:: Task description ::
All of the lines below are to be transcribed faithfully, with pictures excluded from the copy.

:: Data entries ::
----------

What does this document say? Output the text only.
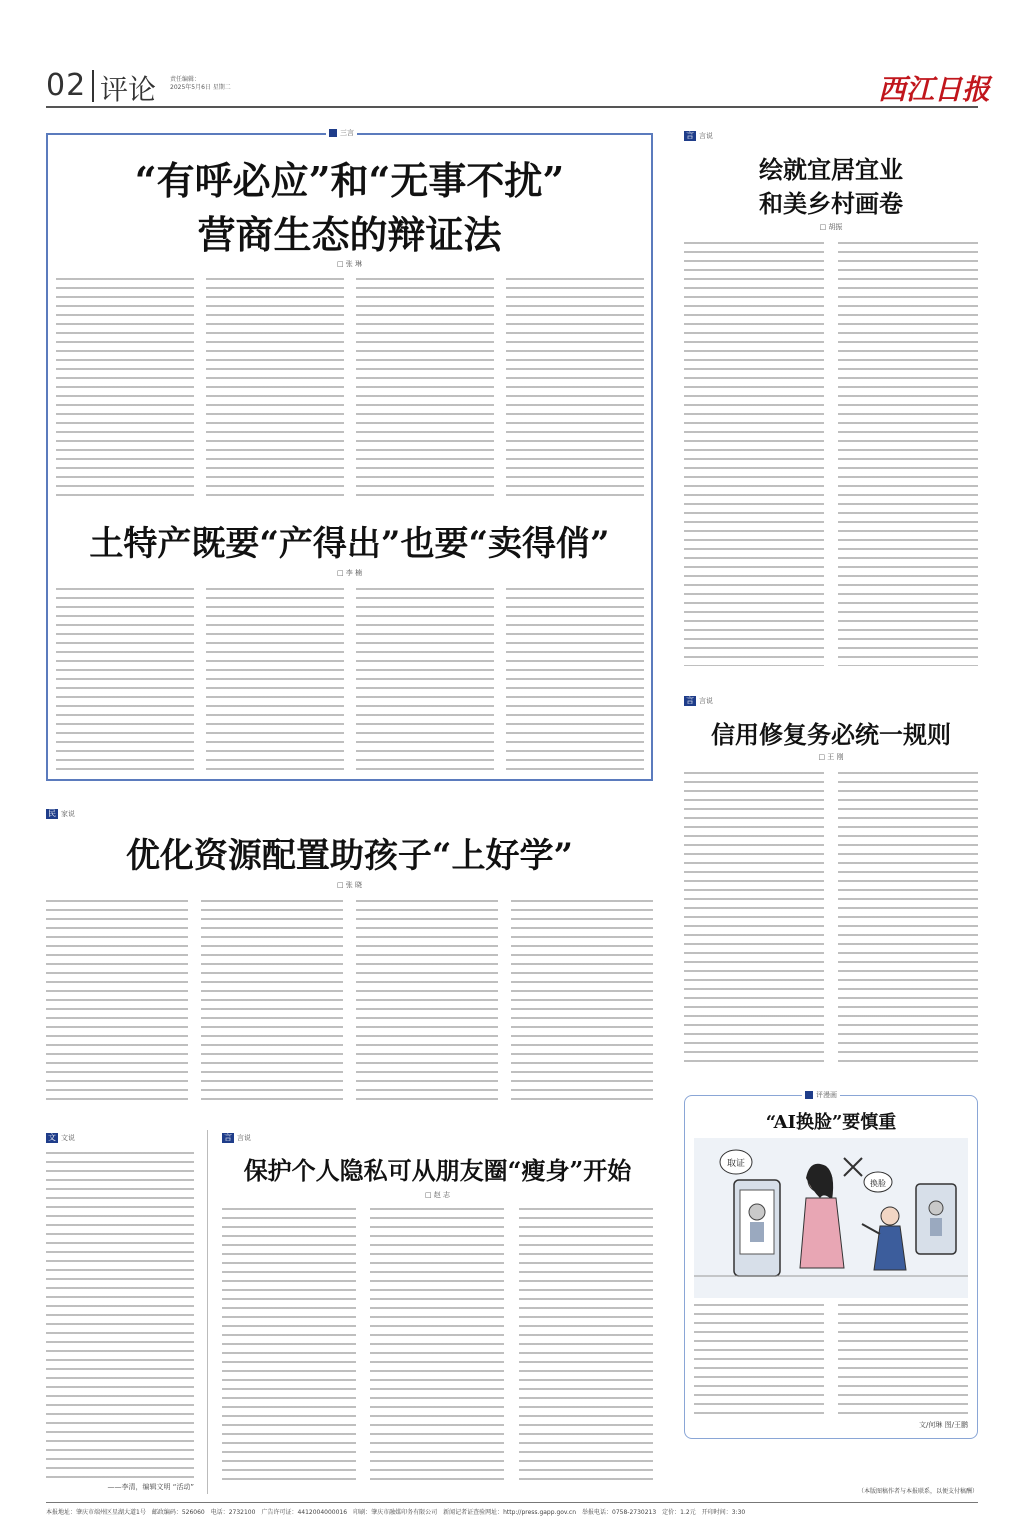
02 评论 责任编辑：
2025年5月6日 星期二	西江日报
三言
“有呼必应”和“无事不扰”
营商生态的辩证法
□ 张 琳
土特产既要“产得出”也要“卖得俏”
□ 李 楠
言 言说
绘就宜居宜业
和美乡村画卷
□ 胡振
言 言说
信用修复务必统一规则
□ 王 刚
民 家说
优化资源配置助孩子“上好学”
□ 张 晓
文 文说
——李清，编辑文明 “活动”
言 言说
保护个人隐私可从朋友圈“瘦身”开始
□ 赵 志
评漫画
“AI换脸”要慎重
取证
换脸
文/何琳 图/王鹏
（本版图稿作者与本报联系，以便支付稿酬）
本报地址：肇庆市端州区星湖大道1号　邮政编码：526060　电话：2732100　广告许可证：4412004000016　印刷：肇庆市融媒印务有限公司　新闻记者证查验网址：http://press.gapp.gov.cn　举报电话：0758-2730213　定价：1.2元　开印时间：3:30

----------

:: Full answer ::
What does this document say? Output the text only.
02 评论 责任编辑：
2025年5月6日 星期二	西江日报
三言
“有呼必应”和“无事不扰”
营商生态的辩证法
□ 张 琳
土特产既要“产得出”也要“卖得俏”
□ 李 楠
言 言说
绘就宜居宜业
和美乡村画卷
□ 胡振
言 言说
信用修复务必统一规则
□ 王 刚
民 家说
优化资源配置助孩子“上好学”
□ 张 晓
文 文说
——李清，编辑文明 “活动”
言 言说
保护个人隐私可从朋友圈“瘦身”开始
□ 赵 志
评漫画
“AI换脸”要慎重
取证
换脸
文/何琳 图/王鹏
（本版图稿作者与本报联系，以便支付稿酬）
本报地址：肇庆市端州区星湖大道1号　邮政编码：526060　电话：2732100　广告许可证：4412004000016　印刷：肇庆市融媒印务有限公司　新闻记者证查验网址：http://press.gapp.gov.cn　举报电话：0758-2730213　定价：1.2元　开印时间：3:30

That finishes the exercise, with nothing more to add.